• Problem statement: Check each line of the listing, and copy it if it contains the word "data".

• Records:
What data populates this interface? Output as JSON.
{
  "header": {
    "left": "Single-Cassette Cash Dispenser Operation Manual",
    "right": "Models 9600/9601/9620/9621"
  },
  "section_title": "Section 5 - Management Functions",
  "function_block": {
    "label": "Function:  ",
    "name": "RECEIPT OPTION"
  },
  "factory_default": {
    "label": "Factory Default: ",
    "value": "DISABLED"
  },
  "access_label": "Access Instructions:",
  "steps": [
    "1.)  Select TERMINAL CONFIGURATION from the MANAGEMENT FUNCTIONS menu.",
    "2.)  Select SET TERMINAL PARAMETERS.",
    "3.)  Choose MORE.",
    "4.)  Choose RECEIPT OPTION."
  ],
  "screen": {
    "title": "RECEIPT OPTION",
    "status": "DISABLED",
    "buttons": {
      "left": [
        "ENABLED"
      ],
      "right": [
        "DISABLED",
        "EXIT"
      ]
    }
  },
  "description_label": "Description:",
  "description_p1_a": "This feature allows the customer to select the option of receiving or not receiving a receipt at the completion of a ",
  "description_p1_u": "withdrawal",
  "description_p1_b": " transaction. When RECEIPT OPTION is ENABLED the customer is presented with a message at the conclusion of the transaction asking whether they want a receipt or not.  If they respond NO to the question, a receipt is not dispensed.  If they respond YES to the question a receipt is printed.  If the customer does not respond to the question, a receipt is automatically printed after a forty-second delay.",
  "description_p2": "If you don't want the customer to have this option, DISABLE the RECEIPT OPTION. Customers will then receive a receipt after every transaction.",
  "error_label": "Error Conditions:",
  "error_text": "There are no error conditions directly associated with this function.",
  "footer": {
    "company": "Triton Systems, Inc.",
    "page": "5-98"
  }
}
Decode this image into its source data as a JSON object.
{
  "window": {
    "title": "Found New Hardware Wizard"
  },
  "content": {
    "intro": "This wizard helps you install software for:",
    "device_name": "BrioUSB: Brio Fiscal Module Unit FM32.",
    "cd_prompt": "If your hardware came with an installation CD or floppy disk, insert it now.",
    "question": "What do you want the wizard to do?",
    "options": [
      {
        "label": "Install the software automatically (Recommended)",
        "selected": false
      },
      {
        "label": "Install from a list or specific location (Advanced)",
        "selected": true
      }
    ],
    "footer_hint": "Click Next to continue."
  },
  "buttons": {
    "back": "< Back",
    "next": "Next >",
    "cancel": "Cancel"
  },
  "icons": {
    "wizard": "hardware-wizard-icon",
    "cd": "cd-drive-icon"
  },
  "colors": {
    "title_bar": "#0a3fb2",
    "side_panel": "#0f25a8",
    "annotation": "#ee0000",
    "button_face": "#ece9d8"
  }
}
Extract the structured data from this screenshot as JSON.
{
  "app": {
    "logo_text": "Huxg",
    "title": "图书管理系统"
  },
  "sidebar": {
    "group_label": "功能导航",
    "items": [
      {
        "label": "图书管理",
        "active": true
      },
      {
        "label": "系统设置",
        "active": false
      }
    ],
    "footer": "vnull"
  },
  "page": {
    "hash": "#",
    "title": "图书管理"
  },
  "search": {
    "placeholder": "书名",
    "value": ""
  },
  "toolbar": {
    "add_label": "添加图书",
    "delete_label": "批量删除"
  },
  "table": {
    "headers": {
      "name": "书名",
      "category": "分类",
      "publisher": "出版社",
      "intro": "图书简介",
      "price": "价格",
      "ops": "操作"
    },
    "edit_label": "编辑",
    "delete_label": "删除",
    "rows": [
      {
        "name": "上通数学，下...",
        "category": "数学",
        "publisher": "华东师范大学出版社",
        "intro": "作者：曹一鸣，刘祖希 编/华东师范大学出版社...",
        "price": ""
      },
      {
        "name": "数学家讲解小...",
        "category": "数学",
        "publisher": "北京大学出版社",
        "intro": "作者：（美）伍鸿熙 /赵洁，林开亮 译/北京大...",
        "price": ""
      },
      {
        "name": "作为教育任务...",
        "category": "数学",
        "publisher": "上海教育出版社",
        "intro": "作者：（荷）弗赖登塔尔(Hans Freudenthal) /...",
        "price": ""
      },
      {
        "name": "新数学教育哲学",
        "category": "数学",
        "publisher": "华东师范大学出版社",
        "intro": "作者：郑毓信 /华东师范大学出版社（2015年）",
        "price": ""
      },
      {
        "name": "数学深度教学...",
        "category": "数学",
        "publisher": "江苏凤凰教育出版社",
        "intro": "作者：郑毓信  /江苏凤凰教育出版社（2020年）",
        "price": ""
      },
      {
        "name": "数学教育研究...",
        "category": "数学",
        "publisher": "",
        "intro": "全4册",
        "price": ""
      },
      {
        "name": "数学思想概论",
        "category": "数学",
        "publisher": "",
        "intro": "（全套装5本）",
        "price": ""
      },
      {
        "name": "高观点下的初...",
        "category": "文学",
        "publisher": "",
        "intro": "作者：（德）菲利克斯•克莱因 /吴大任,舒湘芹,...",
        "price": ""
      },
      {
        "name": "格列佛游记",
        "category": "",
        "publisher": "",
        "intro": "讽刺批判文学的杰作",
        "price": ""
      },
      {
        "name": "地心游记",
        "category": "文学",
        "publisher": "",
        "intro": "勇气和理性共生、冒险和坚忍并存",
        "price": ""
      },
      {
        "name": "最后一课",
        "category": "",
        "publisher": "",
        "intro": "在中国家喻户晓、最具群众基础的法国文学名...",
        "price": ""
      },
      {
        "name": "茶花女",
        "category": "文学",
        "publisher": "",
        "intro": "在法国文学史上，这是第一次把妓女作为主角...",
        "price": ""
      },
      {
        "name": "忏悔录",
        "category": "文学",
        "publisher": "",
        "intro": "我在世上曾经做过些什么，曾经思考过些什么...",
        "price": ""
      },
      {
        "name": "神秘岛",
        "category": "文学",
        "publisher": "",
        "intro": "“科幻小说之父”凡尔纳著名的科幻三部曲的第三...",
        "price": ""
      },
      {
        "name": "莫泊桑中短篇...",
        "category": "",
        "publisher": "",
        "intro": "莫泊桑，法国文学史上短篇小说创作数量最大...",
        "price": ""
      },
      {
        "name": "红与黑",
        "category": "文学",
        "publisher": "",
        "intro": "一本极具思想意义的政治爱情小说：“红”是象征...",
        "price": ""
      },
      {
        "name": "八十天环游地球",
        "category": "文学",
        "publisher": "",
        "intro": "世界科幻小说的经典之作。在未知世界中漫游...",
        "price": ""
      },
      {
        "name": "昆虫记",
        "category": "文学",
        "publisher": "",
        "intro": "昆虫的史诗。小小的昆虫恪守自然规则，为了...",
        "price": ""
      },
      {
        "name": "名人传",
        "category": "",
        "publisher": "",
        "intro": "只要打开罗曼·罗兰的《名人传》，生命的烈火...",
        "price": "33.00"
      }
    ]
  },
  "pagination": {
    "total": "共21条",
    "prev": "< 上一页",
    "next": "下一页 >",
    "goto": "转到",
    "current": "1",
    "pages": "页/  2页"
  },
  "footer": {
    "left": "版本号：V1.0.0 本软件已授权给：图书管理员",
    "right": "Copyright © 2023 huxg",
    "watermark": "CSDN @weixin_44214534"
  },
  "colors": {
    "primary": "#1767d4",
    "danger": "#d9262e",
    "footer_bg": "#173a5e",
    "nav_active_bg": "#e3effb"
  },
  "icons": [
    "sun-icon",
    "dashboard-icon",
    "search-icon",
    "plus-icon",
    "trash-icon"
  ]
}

• Reply:
What data populates this interface? Output as JSON.
Decode this image into its source data as a JSON object.
Extract the structured data from this screenshot as JSON.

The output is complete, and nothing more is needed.